-- Dataset content --

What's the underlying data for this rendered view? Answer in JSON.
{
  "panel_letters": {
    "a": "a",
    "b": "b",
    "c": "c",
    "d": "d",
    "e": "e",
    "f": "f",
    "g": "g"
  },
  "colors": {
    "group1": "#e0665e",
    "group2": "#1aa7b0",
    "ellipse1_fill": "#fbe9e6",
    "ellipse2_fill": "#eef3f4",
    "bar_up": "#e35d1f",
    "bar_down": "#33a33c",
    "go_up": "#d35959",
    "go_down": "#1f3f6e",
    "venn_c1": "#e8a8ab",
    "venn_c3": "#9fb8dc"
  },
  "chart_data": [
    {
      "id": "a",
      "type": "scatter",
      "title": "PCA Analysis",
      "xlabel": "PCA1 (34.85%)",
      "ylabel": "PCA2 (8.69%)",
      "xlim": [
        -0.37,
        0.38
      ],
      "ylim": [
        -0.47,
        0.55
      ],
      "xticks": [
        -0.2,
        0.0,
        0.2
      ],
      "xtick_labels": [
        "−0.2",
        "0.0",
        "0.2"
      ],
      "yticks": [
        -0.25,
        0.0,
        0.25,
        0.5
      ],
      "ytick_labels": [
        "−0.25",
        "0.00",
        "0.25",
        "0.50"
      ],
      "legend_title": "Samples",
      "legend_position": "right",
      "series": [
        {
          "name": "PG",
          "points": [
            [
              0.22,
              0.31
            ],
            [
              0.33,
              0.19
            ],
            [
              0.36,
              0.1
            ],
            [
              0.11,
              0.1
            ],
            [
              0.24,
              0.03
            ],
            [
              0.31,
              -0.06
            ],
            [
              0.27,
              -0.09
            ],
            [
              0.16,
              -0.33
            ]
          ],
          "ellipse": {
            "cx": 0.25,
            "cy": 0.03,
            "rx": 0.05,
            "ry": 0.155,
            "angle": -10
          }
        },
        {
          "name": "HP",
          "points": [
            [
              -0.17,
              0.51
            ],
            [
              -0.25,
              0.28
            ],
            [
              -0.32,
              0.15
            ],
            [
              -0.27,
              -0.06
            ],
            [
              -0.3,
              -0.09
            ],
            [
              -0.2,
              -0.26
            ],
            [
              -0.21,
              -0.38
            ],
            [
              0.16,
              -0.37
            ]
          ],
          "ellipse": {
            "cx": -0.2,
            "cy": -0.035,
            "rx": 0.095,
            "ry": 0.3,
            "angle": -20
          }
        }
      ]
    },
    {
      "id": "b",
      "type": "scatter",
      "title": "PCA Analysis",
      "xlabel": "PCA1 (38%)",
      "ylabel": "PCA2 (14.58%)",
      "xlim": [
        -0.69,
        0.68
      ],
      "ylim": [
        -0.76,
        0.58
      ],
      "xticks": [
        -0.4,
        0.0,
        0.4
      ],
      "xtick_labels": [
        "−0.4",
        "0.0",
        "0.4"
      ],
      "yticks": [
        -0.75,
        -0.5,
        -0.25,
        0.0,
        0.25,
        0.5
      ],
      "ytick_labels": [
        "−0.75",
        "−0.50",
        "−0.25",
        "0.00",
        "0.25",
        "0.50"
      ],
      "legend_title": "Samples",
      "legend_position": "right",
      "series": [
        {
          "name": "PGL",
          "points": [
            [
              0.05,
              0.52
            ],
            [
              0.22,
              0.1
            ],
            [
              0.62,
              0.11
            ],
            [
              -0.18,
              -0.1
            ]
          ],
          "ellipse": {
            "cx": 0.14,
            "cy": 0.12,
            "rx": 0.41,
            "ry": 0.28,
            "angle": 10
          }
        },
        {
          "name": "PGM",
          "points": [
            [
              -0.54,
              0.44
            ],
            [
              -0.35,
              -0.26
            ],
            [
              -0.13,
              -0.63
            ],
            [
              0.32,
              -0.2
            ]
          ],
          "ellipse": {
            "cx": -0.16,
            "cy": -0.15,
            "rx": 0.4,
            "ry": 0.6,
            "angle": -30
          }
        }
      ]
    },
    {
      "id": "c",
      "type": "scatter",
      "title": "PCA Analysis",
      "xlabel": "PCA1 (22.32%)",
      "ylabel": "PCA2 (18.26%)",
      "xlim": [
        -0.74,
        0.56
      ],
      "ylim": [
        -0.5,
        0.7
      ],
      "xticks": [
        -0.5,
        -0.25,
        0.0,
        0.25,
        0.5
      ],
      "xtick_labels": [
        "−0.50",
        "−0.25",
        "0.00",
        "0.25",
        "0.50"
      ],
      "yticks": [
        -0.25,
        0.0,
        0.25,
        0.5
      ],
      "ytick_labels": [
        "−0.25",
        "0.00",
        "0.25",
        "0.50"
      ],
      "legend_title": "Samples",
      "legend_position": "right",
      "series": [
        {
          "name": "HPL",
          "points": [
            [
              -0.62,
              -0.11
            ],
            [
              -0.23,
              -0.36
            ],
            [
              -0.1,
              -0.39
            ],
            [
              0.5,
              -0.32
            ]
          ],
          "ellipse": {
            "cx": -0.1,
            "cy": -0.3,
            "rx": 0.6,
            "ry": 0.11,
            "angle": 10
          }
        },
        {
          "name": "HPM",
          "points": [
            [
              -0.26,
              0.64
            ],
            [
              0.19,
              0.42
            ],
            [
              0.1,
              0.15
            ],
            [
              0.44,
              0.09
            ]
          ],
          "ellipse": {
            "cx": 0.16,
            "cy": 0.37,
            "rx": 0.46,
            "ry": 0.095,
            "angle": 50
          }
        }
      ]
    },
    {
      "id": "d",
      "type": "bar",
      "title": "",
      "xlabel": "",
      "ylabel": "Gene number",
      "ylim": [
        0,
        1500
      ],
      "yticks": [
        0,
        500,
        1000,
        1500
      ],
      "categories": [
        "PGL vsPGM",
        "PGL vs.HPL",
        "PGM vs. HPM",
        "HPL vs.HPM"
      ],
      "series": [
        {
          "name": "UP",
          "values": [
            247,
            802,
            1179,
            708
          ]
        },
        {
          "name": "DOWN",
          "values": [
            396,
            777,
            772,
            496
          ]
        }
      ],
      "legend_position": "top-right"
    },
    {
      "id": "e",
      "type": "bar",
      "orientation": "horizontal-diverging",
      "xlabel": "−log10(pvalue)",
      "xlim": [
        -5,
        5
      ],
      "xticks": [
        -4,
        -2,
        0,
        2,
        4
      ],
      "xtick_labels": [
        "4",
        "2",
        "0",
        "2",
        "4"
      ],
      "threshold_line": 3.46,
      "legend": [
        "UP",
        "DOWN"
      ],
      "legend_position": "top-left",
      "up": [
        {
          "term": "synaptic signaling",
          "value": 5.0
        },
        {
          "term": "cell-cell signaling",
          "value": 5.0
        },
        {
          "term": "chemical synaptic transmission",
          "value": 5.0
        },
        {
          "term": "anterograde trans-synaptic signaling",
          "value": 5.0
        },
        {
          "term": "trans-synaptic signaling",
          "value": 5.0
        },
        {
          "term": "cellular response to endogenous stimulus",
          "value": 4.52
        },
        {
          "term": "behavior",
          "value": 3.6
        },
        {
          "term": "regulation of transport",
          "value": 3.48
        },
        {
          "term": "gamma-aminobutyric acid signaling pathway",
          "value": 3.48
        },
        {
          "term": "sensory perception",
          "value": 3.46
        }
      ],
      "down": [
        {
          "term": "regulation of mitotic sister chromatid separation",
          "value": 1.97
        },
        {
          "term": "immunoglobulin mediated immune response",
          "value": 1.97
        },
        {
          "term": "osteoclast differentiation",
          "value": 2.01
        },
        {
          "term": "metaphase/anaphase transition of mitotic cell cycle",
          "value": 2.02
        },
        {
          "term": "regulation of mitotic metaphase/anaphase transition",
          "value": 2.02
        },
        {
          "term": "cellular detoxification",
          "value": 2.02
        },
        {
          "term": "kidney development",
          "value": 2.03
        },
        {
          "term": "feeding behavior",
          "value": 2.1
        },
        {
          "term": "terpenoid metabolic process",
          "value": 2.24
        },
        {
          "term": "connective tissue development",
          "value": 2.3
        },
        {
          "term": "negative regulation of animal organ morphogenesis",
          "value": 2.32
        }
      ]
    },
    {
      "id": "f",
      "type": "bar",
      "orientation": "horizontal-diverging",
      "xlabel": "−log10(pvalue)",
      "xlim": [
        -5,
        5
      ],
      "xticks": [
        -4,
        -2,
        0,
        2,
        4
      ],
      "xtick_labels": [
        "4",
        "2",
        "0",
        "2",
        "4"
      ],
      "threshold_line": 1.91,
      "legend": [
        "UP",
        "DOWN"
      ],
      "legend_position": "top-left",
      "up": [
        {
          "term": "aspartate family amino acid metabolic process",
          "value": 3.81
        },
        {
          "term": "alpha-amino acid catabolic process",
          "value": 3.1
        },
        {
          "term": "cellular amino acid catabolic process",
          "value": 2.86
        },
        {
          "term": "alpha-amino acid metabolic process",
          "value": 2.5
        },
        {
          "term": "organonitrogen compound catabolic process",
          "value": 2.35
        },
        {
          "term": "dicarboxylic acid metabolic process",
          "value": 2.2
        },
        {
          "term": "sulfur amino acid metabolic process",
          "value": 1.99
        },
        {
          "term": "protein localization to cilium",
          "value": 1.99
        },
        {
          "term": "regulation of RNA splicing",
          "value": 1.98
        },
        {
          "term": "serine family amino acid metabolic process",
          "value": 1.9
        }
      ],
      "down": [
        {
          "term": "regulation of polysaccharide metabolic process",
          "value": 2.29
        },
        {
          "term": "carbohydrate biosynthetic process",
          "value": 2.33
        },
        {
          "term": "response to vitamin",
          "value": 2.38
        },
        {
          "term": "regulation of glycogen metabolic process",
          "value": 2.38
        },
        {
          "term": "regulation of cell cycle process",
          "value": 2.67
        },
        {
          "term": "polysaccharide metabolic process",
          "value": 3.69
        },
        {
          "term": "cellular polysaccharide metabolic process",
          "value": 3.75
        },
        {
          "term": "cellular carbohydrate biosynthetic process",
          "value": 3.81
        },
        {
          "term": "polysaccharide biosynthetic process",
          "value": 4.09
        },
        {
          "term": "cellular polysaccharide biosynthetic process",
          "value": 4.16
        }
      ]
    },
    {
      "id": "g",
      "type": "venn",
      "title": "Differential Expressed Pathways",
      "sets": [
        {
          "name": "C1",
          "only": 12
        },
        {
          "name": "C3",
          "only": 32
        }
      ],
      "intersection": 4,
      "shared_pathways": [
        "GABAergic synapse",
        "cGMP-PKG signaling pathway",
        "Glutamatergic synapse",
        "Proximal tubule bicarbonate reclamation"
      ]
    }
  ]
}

-- Activity --
Look through the data above for the word "metaphase". Report each line where it occurs.

-- Solution to this problem --
          "term": "metaphase/anaphase transition of mitotic cell cycle",
          "term": "regulation of mitotic metaphase/anaphase transition",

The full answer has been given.